§ Items from a dataset

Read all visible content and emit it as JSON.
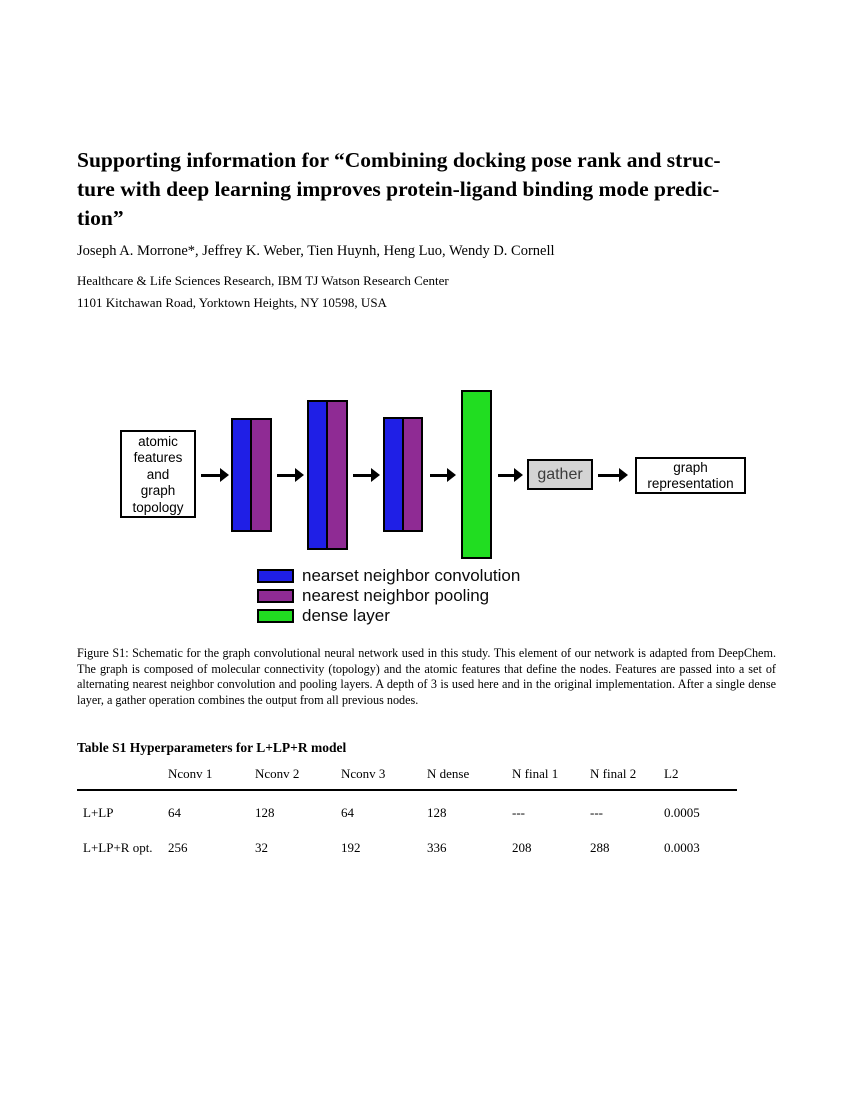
{
  "header": {
    "title_lines": [
      "Supporting information for “Combining docking pose rank and struc-",
      "ture with deep learning improves protein-ligand binding mode predic-",
      "tion”"
    ],
    "authors": "Joseph A. Morrone*, Jeffrey K. Weber, Tien Huynh, Heng Luo, Wendy D. Cornell",
    "affiliation_line1": "Healthcare & Life Sciences Research, IBM TJ Watson Research Center",
    "affiliation_line2": "1101 Kitchawan Road, Yorktown Heights, NY 10598, USA"
  },
  "figure": {
    "input_box_lines": [
      "atomic",
      "features",
      "and",
      "graph",
      "topology"
    ],
    "gather_label": "gather",
    "output_box_lines": [
      "graph",
      "representation"
    ],
    "legend": [
      {
        "swatch": "blue-swatch",
        "label": "nearset neighbor convolution",
        "color": "#1f1fe6"
      },
      {
        "swatch": "purple-swatch",
        "label": "nearest neighbor pooling",
        "color": "#8f2b94"
      },
      {
        "swatch": "green-swatch",
        "label": "dense layer",
        "color": "#21dd21"
      }
    ],
    "caption": "Figure S1: Schematic for the graph convolutional neural network used in this study.  This element of our network is adapted from DeepChem. The graph is composed of molecular connectivity (topology) and the atomic features that define the nodes.  Features are passed into a set of alternating nearest neighbor convolution and pooling layers.  A depth of 3 is used here and in the original implementation.  After a single dense layer, a gather operation combines the output from all previous nodes."
  },
  "table": {
    "title": "Table S1 Hyperparameters for L+LP+R model",
    "headers": [
      "Nconv 1",
      "Nconv 2",
      "Nconv 3",
      "N dense",
      "N final 1",
      "N final 2",
      "L2"
    ],
    "rows": [
      {
        "label": "L+LP",
        "values": [
          "64",
          "128",
          "64",
          "128",
          "---",
          "---",
          "0.0005"
        ]
      },
      {
        "label": "L+LP+R opt.",
        "values": [
          "256",
          "32",
          "192",
          "336",
          "208",
          "288",
          "0.0003"
        ]
      }
    ]
  },
  "colors": {
    "convolution_blue": "#1f1fe6",
    "pooling_purple": "#8f2b94",
    "dense_green": "#21dd21",
    "gather_gray": "#d4d4d4"
  }
}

§ Problem details
Copy each line of the records containing the string "features".

§ Answer for this exercise
      "features",
    "caption": "Figure S1: Schematic for the graph convolutional neural network used in this study.  This element of our network is adapted from DeepChem. The graph is composed of molecular connectivity (topology) and the atomic features that define the nodes.  Features are passed into a set of alternating nearest neighbor convolution and pooling layers.  A depth of 3 is used here and in the original implementation.  After a single dense layer, a gather operation combines the output from all previous nodes."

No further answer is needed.